***** DATASET

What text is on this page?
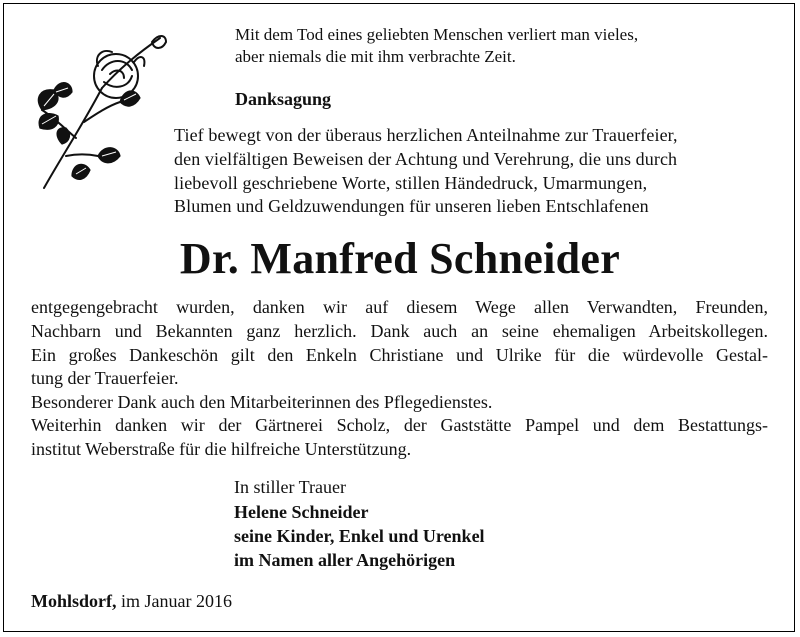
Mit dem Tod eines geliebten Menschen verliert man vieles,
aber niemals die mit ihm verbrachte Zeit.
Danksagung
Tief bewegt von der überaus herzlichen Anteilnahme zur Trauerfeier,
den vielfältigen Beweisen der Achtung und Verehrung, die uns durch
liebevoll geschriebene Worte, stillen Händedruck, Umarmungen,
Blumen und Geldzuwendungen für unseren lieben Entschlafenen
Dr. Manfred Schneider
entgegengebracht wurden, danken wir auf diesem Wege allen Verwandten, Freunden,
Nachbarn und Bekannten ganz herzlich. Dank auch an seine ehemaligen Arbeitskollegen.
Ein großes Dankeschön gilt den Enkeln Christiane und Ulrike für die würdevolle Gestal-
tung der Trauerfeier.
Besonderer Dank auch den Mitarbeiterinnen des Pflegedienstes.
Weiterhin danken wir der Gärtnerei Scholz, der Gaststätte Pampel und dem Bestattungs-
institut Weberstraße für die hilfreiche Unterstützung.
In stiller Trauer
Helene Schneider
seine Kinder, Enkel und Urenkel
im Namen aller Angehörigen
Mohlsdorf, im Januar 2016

**********
***** DATASET

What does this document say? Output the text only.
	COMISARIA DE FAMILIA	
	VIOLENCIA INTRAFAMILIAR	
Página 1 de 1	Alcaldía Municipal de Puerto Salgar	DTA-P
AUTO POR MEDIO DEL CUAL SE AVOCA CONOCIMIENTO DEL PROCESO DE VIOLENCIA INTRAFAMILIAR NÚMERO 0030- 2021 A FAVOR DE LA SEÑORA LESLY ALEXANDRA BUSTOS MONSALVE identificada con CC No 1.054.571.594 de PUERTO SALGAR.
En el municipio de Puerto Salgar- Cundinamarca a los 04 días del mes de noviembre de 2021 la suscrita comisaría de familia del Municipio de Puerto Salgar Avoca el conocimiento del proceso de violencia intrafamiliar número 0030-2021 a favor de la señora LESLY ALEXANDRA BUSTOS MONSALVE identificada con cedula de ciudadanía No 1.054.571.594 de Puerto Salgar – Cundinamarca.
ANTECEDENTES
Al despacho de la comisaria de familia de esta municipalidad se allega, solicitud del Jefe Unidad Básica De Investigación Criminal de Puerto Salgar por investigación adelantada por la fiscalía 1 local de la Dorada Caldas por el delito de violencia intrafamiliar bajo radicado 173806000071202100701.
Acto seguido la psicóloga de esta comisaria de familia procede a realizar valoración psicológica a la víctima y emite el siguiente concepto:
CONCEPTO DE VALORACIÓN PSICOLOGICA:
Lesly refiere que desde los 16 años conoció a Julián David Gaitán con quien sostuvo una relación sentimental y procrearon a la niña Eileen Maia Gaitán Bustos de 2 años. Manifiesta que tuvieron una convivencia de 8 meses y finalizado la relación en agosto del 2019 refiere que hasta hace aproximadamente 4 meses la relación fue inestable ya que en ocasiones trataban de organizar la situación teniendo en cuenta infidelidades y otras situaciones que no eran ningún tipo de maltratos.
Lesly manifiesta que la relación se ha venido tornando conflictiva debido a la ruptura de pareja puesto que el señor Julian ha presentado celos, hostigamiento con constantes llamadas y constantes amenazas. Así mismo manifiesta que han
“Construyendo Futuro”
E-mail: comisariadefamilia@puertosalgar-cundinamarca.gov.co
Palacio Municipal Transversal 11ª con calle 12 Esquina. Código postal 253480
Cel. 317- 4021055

**********

**EXERCISE GOAL**. Only lines with the word "MONSALVE" are wanted, so copy each one from the records.

**ANSWER TO THE TASK**.
AUTO POR MEDIO DEL CUAL SE AVOCA CONOCIMIENTO DEL PROCESO DE VIOLENCIA INTRAFAMILIAR NÚMERO 0030- 2021 A FAVOR DE LA SEÑORA LESLY ALEXANDRA BUSTOS MONSALVE identificada con CC No 1.054.571.594 de PUERTO SALGAR.
En el municipio de Puerto Salgar- Cundinamarca a los 04 días del mes de noviembre de 2021 la suscrita comisaría de familia del Municipio de Puerto Salgar Avoca el conocimiento del proceso de violencia intrafamiliar número 0030-2021 a favor de la señora LESLY ALEXANDRA BUSTOS MONSALVE identificada con cedula de ciudadanía No 1.054.571.594 de Puerto Salgar – Cundinamarca.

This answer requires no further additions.